Copy all lines that contain the word "corps".

::::

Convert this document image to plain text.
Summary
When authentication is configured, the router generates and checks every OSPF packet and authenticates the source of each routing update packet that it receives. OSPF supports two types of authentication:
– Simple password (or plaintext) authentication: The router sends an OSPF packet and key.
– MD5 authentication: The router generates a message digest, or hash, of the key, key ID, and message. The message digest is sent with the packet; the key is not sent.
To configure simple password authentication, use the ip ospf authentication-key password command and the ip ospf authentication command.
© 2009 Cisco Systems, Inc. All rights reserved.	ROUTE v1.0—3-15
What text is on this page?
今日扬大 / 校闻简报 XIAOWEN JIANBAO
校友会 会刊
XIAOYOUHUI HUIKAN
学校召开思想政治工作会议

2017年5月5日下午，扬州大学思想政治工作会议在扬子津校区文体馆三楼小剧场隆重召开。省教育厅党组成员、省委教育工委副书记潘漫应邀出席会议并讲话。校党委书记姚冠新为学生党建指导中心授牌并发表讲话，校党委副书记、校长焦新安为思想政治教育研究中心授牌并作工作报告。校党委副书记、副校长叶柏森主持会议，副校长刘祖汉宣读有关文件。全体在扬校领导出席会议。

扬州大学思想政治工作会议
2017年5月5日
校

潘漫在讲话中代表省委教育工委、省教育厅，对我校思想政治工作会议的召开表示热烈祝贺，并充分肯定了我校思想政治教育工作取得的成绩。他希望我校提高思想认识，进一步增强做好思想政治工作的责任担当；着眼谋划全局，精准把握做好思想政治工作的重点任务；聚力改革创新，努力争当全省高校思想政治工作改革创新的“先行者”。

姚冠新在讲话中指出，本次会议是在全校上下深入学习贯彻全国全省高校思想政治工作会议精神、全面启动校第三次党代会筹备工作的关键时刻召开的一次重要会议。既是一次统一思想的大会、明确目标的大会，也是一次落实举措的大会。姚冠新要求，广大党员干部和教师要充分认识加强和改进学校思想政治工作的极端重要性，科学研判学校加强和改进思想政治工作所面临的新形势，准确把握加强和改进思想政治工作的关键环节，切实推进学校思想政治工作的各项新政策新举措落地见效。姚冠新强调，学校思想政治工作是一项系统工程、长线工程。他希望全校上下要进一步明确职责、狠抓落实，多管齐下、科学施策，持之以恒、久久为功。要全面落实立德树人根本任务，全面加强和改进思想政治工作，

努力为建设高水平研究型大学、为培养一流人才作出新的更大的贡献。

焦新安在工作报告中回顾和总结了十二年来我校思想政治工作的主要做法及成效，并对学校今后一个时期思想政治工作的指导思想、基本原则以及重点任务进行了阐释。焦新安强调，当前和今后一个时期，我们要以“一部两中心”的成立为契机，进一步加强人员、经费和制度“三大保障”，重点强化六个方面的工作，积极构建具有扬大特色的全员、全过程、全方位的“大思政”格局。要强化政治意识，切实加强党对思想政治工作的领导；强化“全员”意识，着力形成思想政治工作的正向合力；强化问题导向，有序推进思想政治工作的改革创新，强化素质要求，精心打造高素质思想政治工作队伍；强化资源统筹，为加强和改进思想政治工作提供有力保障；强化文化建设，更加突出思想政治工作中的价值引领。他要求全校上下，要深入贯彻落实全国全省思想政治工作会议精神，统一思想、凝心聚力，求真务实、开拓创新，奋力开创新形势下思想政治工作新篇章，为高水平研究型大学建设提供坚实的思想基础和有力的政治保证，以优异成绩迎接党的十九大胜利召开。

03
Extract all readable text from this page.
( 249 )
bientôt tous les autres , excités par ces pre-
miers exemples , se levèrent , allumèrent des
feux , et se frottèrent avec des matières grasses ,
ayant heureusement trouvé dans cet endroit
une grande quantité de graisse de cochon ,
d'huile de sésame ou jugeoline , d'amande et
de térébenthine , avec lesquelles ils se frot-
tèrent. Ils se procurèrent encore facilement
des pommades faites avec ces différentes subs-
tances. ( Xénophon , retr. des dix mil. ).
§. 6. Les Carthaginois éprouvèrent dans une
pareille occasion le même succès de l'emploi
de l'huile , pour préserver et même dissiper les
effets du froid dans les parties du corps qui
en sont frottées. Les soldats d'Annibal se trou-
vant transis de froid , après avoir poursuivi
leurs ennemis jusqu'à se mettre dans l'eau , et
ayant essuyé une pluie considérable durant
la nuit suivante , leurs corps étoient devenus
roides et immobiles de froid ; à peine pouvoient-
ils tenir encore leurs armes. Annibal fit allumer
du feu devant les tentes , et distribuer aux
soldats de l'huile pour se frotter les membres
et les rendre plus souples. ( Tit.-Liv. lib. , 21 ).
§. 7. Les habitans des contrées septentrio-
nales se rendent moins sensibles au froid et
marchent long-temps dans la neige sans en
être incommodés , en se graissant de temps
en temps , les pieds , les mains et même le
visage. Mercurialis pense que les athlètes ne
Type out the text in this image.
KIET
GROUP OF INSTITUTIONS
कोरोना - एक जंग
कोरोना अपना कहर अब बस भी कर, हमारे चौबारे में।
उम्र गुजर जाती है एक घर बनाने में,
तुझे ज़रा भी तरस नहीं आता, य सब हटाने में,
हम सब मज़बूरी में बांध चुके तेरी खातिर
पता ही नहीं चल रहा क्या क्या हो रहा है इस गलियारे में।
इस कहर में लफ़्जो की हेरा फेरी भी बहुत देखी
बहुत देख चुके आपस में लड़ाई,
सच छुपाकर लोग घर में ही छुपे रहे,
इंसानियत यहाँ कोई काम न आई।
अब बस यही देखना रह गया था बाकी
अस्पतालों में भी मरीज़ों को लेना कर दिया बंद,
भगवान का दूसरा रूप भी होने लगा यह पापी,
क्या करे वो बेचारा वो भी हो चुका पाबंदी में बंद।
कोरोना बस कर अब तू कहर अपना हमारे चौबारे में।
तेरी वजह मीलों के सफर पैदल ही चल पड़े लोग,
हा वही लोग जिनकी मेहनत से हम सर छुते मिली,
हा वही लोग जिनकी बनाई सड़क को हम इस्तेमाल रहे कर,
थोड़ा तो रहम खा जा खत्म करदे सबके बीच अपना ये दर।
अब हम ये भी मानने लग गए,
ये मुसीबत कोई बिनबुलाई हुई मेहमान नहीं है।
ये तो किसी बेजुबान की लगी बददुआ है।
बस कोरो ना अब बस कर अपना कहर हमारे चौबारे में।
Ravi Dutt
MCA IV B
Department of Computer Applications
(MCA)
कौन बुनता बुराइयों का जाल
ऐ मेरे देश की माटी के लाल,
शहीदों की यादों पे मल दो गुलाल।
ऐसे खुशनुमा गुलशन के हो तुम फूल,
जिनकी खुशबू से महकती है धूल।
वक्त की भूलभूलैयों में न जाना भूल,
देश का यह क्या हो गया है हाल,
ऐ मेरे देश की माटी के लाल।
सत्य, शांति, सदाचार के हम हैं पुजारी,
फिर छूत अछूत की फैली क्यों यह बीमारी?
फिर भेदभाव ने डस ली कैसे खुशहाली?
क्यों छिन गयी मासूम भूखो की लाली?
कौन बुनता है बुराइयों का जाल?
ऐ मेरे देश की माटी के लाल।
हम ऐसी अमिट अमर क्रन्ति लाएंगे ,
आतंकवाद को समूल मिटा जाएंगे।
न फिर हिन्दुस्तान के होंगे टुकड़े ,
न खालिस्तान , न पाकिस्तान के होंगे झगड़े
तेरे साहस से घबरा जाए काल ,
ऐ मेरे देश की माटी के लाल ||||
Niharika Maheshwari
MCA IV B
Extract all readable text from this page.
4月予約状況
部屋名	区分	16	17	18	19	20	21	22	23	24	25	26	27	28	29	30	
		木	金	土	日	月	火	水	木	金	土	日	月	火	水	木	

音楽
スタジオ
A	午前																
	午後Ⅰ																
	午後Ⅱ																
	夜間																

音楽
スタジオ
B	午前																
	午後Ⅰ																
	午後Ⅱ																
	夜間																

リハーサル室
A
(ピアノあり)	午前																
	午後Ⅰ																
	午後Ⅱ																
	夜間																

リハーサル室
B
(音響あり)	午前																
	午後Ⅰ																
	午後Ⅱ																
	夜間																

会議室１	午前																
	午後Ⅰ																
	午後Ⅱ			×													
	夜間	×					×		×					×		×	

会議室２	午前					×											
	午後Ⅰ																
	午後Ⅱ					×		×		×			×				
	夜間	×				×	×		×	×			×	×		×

::::

**Solution:**
effets du froid dans les parties du corps qui
la nuit suivante , leurs corps étoient devenus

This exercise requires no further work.